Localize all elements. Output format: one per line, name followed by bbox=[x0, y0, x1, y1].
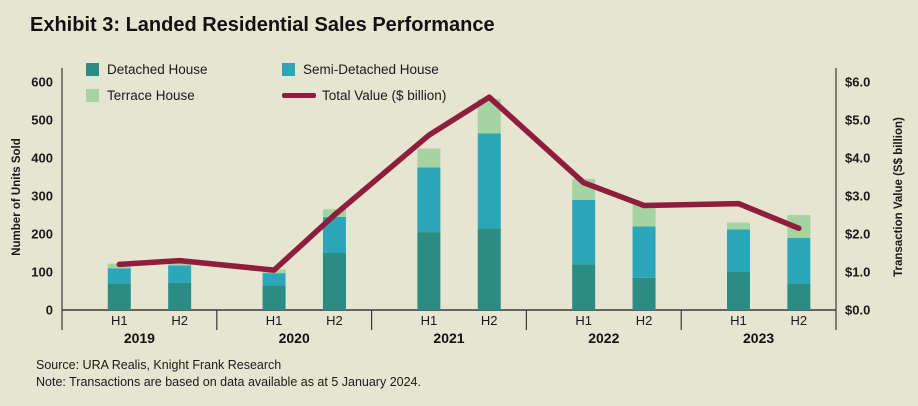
note-text: Note: Transactions are based on data ava… bbox=[36, 375, 421, 389]
year-label: 2023 bbox=[743, 330, 774, 346]
right-tick-label: $1.0 bbox=[845, 265, 870, 280]
color-swatch-icon bbox=[282, 63, 295, 76]
bar-segment bbox=[168, 261, 192, 266]
period-label: H2 bbox=[636, 313, 653, 328]
left-tick-label: 300 bbox=[31, 189, 53, 204]
period-label: H2 bbox=[791, 313, 808, 328]
chart-title: Exhibit 3: Landed Residential Sales Perf… bbox=[30, 14, 495, 36]
legend-terrace: Terrace House bbox=[86, 88, 282, 103]
bar-segment bbox=[322, 216, 346, 253]
bar-segment bbox=[168, 265, 192, 283]
color-swatch-icon bbox=[86, 89, 99, 102]
bar-segment bbox=[726, 272, 750, 310]
bar-segment bbox=[632, 203, 656, 227]
period-label: H2 bbox=[171, 313, 188, 328]
chart-legend: Detached House Semi-Detached House Terrace… bbox=[86, 62, 446, 103]
sales-performance-chart: 0 100 200 300 400 500 600 $0.0 $1.0 $2.0 $3.0 $4.0 $… bbox=[31, 68, 870, 346]
bar-segment bbox=[107, 268, 131, 284]
year-label: 2019 bbox=[124, 330, 155, 346]
legend-label: Terrace House bbox=[107, 88, 195, 103]
left-axis-title: Number of Units Sold bbox=[11, 138, 23, 256]
bar-segment bbox=[417, 167, 441, 233]
legend-label: Total Value ($ billion) bbox=[322, 88, 447, 103]
period-label: H2 bbox=[481, 313, 498, 328]
left-tick-label: 400 bbox=[31, 151, 53, 166]
bar-segment bbox=[726, 229, 750, 272]
bar-segment bbox=[168, 282, 192, 310]
year-label: 2022 bbox=[588, 330, 619, 346]
right-tick-label: $0.0 bbox=[845, 303, 870, 318]
total-value-line bbox=[116, 94, 802, 273]
left-tick-label: 100 bbox=[31, 265, 53, 280]
bar-segment bbox=[417, 232, 441, 310]
period-label: H1 bbox=[730, 313, 747, 328]
bar-segment bbox=[787, 283, 811, 310]
right-tick-label: $2.0 bbox=[845, 227, 870, 242]
bar-segment bbox=[417, 148, 441, 168]
bar-segment bbox=[262, 273, 286, 286]
right-tick-label: $4.0 bbox=[845, 151, 870, 166]
year-label: 2021 bbox=[433, 330, 464, 346]
left-tick-label: 0 bbox=[46, 303, 53, 318]
bar-segment bbox=[787, 237, 811, 284]
bar-segment bbox=[477, 99, 501, 134]
right-tick-label: $6.0 bbox=[845, 75, 870, 90]
legend-detached: Detached House bbox=[86, 62, 282, 77]
period-label: H1 bbox=[575, 313, 592, 328]
right-axis-title: Transaction Value (S$ billion) bbox=[893, 117, 905, 277]
bar-segment bbox=[632, 226, 656, 278]
legend-label: Detached House bbox=[107, 62, 208, 77]
bar-segment bbox=[572, 264, 596, 310]
bar-segment bbox=[262, 285, 286, 310]
line-swatch-icon bbox=[282, 93, 316, 98]
bar-segment bbox=[632, 277, 656, 310]
legend-total-value: Total Value ($ billion) bbox=[282, 88, 446, 103]
source-text: Source: URA Realis, Knight Frank Researc… bbox=[36, 358, 282, 372]
bar-segment bbox=[572, 199, 596, 265]
bar-segment bbox=[726, 222, 750, 230]
period-label: H1 bbox=[111, 313, 128, 328]
right-tick-label: $3.0 bbox=[845, 189, 870, 204]
legend-label: Semi-Detached House bbox=[303, 62, 439, 77]
bar-segment bbox=[107, 283, 131, 310]
period-label: H1 bbox=[421, 313, 438, 328]
bar-segment bbox=[477, 228, 501, 310]
year-label: 2020 bbox=[279, 330, 310, 346]
right-tick-label: $5.0 bbox=[845, 113, 870, 128]
color-swatch-icon bbox=[86, 63, 99, 76]
period-label: H2 bbox=[326, 313, 343, 328]
left-tick-label: 200 bbox=[31, 227, 53, 242]
period-label: H1 bbox=[266, 313, 283, 328]
bar-segment bbox=[322, 253, 346, 310]
left-tick-label: 500 bbox=[31, 113, 53, 128]
legend-semi-detached: Semi-Detached House bbox=[282, 62, 446, 77]
bar-segment bbox=[477, 133, 501, 229]
left-tick-label: 600 bbox=[31, 75, 53, 90]
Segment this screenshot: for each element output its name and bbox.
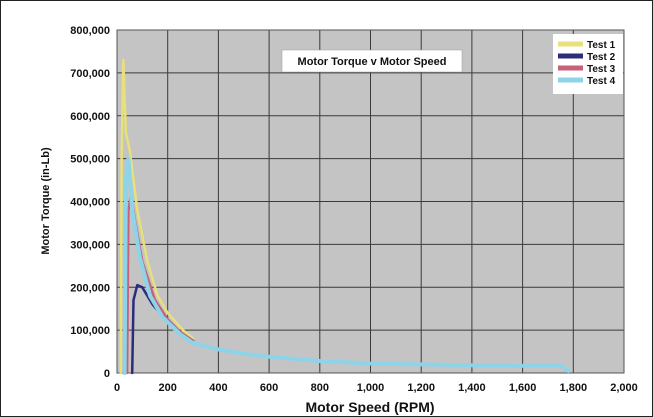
x-axis-ticks: 0 200 400 600 800 1,000 1,200 1,400 1,600 1,800 2,… bbox=[114, 382, 638, 394]
y-tick-label: 300,000 bbox=[70, 239, 110, 251]
legend-label: Test 4 bbox=[587, 76, 616, 87]
x-tick-label: 2,000 bbox=[610, 382, 638, 394]
y-tick-label: 100,000 bbox=[70, 325, 110, 337]
y-axis-ticks: 0 100,000 200,000 300,000 400,000 500,000 600,… bbox=[70, 25, 110, 380]
y-tick-label: 500,000 bbox=[70, 154, 110, 166]
x-tick-label: 1,000 bbox=[357, 382, 385, 394]
y-tick-label: 600,000 bbox=[70, 111, 110, 123]
x-tick-label: 400 bbox=[209, 382, 227, 394]
legend-label: Test 1 bbox=[587, 40, 616, 51]
y-tick-label: 700,000 bbox=[70, 68, 110, 80]
y-tick-label: 800,000 bbox=[70, 25, 110, 37]
x-tick-label: 1,800 bbox=[560, 382, 588, 394]
x-tick-label: 600 bbox=[260, 382, 278, 394]
x-axis-title: Motor Speed (RPM) bbox=[305, 399, 434, 415]
series-layer bbox=[119, 58, 571, 375]
x-tick-label: 1,600 bbox=[509, 382, 537, 394]
y-tick-label: 0 bbox=[104, 368, 110, 380]
y-tick-label: 400,000 bbox=[70, 197, 110, 209]
plot-border bbox=[116, 29, 625, 374]
series-line-1 bbox=[119, 58, 195, 375]
x-tick-label: 800 bbox=[311, 382, 329, 394]
grid bbox=[116, 29, 625, 374]
x-tick-label: 1,200 bbox=[407, 382, 435, 394]
series-line-4 bbox=[122, 156, 571, 375]
legend-label: Test 2 bbox=[587, 52, 616, 63]
x-tick-label: 200 bbox=[159, 382, 177, 394]
y-tick-label: 200,000 bbox=[70, 282, 110, 294]
legend-label: Test 3 bbox=[587, 64, 616, 75]
y-axis-title: Motor Torque (in-Lb) bbox=[40, 147, 52, 255]
chart-title-box: Motor Torque v Motor Speed bbox=[281, 49, 463, 73]
x-tick-label: 1,400 bbox=[458, 382, 486, 394]
chart-title: Motor Torque v Motor Speed bbox=[298, 56, 447, 68]
x-tick-label: 0 bbox=[114, 382, 120, 394]
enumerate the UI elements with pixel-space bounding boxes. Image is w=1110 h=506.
· · · · · · ·
● Brief
Reproduce every one of the entries above line for line, with no changes, and omit the pictures.

● Result for this exercise
Localize all elements. Output format: one per line, name followed by bbox=[x0, y0, x1, y1].
note-text: Note: Transactions are based on data ava… bbox=[36, 375, 421, 389]
year-label: 2023 bbox=[743, 330, 774, 346]
right-tick-label: $1.0 bbox=[845, 265, 870, 280]
color-swatch-icon bbox=[282, 63, 295, 76]
bar-segment bbox=[168, 261, 192, 266]
period-label: H2 bbox=[636, 313, 653, 328]
left-tick-label: 300 bbox=[31, 189, 53, 204]
period-label: H2 bbox=[791, 313, 808, 328]
chart-title: Exhibit 3: Landed Residential Sales Perf… bbox=[30, 14, 495, 36]
legend-terrace: Terrace House bbox=[86, 88, 282, 103]
bar-segment bbox=[322, 216, 346, 253]
bar-segment bbox=[168, 265, 192, 283]
color-swatch-icon bbox=[86, 89, 99, 102]
bar-segment bbox=[726, 272, 750, 310]
bar-segment bbox=[632, 203, 656, 227]
period-label: H2 bbox=[171, 313, 188, 328]
chart-legend: Detached House Semi-Detached House Terrace… bbox=[86, 62, 446, 103]
sales-performance-chart: 0 100 200 300 400 500 600 $0.0 $1.0 $2.0 $3.0 $4.0 $… bbox=[31, 68, 870, 346]
bar-segment bbox=[107, 268, 131, 284]
year-label: 2019 bbox=[124, 330, 155, 346]
legend-label: Terrace House bbox=[107, 88, 195, 103]
left-axis-title: Number of Units Sold bbox=[11, 138, 23, 256]
bar-segment bbox=[417, 167, 441, 233]
legend-label: Total Value ($ billion) bbox=[322, 88, 447, 103]
period-label: H2 bbox=[481, 313, 498, 328]
left-tick-label: 400 bbox=[31, 151, 53, 166]
bar-segment bbox=[726, 229, 750, 272]
bar-segment bbox=[168, 282, 192, 310]
year-label: 2022 bbox=[588, 330, 619, 346]
right-tick-label: $0.0 bbox=[845, 303, 870, 318]
total-value-line bbox=[116, 94, 802, 273]
left-tick-label: 100 bbox=[31, 265, 53, 280]
bar-segment bbox=[417, 232, 441, 310]
period-label: H1 bbox=[730, 313, 747, 328]
bar-segment bbox=[787, 283, 811, 310]
right-tick-label: $2.0 bbox=[845, 227, 870, 242]
bar-segment bbox=[417, 148, 441, 168]
bar-segment bbox=[262, 273, 286, 286]
right-tick-label: $4.0 bbox=[845, 151, 870, 166]
year-label: 2021 bbox=[433, 330, 464, 346]
left-tick-label: 0 bbox=[46, 303, 53, 318]
bar-segment bbox=[787, 237, 811, 284]
bar-segment bbox=[477, 99, 501, 134]
right-tick-label: $6.0 bbox=[845, 75, 870, 90]
legend-detached: Detached House bbox=[86, 62, 282, 77]
period-label: H1 bbox=[575, 313, 592, 328]
right-axis-title: Transaction Value (S$ billion) bbox=[893, 117, 905, 277]
bar-segment bbox=[632, 226, 656, 278]
legend-label: Detached House bbox=[107, 62, 208, 77]
bar-segment bbox=[572, 264, 596, 310]
bar-segment bbox=[262, 285, 286, 310]
line-swatch-icon bbox=[282, 93, 316, 98]
bar-segment bbox=[632, 277, 656, 310]
legend-total-value: Total Value ($ billion) bbox=[282, 88, 446, 103]
source-text: Source: URA Realis, Knight Frank Researc… bbox=[36, 358, 282, 372]
bar-segment bbox=[572, 199, 596, 265]
bar-segment bbox=[726, 222, 750, 230]
period-label: H1 bbox=[111, 313, 128, 328]
right-tick-label: $3.0 bbox=[845, 189, 870, 204]
legend-label: Semi-Detached House bbox=[303, 62, 439, 77]
bar-segment bbox=[107, 283, 131, 310]
period-label: H1 bbox=[421, 313, 438, 328]
bar-segment bbox=[477, 228, 501, 310]
year-label: 2020 bbox=[279, 330, 310, 346]
right-tick-label: $5.0 bbox=[845, 113, 870, 128]
color-swatch-icon bbox=[86, 63, 99, 76]
period-label: H2 bbox=[326, 313, 343, 328]
left-tick-label: 200 bbox=[31, 227, 53, 242]
period-label: H1 bbox=[266, 313, 283, 328]
bar-segment bbox=[322, 253, 346, 310]
left-tick-label: 500 bbox=[31, 113, 53, 128]
legend-semi-detached: Semi-Detached House bbox=[282, 62, 446, 77]
bar-segment bbox=[477, 133, 501, 229]
left-tick-label: 600 bbox=[31, 75, 53, 90]
Segment this screenshot: for each element output its name and bbox.
x-axis-ticks: 0 200 400 600 800 1,000 1,200 1,400 1,600 1,800 2,… bbox=[114, 382, 638, 394]
y-tick-label: 300,000 bbox=[70, 239, 110, 251]
legend-label: Test 4 bbox=[587, 76, 616, 87]
x-tick-label: 2,000 bbox=[610, 382, 638, 394]
y-tick-label: 100,000 bbox=[70, 325, 110, 337]
y-axis-ticks: 0 100,000 200,000 300,000 400,000 500,000 600,… bbox=[70, 25, 110, 380]
y-tick-label: 500,000 bbox=[70, 154, 110, 166]
x-tick-label: 1,000 bbox=[357, 382, 385, 394]
y-tick-label: 600,000 bbox=[70, 111, 110, 123]
x-tick-label: 400 bbox=[209, 382, 227, 394]
legend-label: Test 1 bbox=[587, 40, 616, 51]
y-tick-label: 700,000 bbox=[70, 68, 110, 80]
y-tick-label: 800,000 bbox=[70, 25, 110, 37]
x-tick-label: 1,800 bbox=[560, 382, 588, 394]
x-tick-label: 600 bbox=[260, 382, 278, 394]
x-axis-title: Motor Speed (RPM) bbox=[305, 399, 434, 415]
series-layer bbox=[119, 58, 571, 375]
x-tick-label: 1,600 bbox=[509, 382, 537, 394]
y-tick-label: 0 bbox=[104, 368, 110, 380]
y-tick-label: 400,000 bbox=[70, 197, 110, 209]
plot-border bbox=[116, 29, 625, 374]
series-line-1 bbox=[119, 58, 195, 375]
x-tick-label: 800 bbox=[311, 382, 329, 394]
grid bbox=[116, 29, 625, 374]
x-tick-label: 1,200 bbox=[407, 382, 435, 394]
series-line-4 bbox=[122, 156, 571, 375]
legend-label: Test 2 bbox=[587, 52, 616, 63]
x-tick-label: 200 bbox=[159, 382, 177, 394]
y-tick-label: 200,000 bbox=[70, 282, 110, 294]
legend-label: Test 3 bbox=[587, 64, 616, 75]
y-axis-title: Motor Torque (in-Lb) bbox=[40, 147, 52, 255]
chart-title-box: Motor Torque v Motor Speed bbox=[281, 49, 463, 73]
x-tick-label: 1,400 bbox=[458, 382, 486, 394]
chart-title: Motor Torque v Motor Speed bbox=[298, 56, 447, 68]
x-tick-label: 0 bbox=[114, 382, 120, 394]
enumerate the UI elements with pixel-space bounding boxes. Image is w=1110 h=506.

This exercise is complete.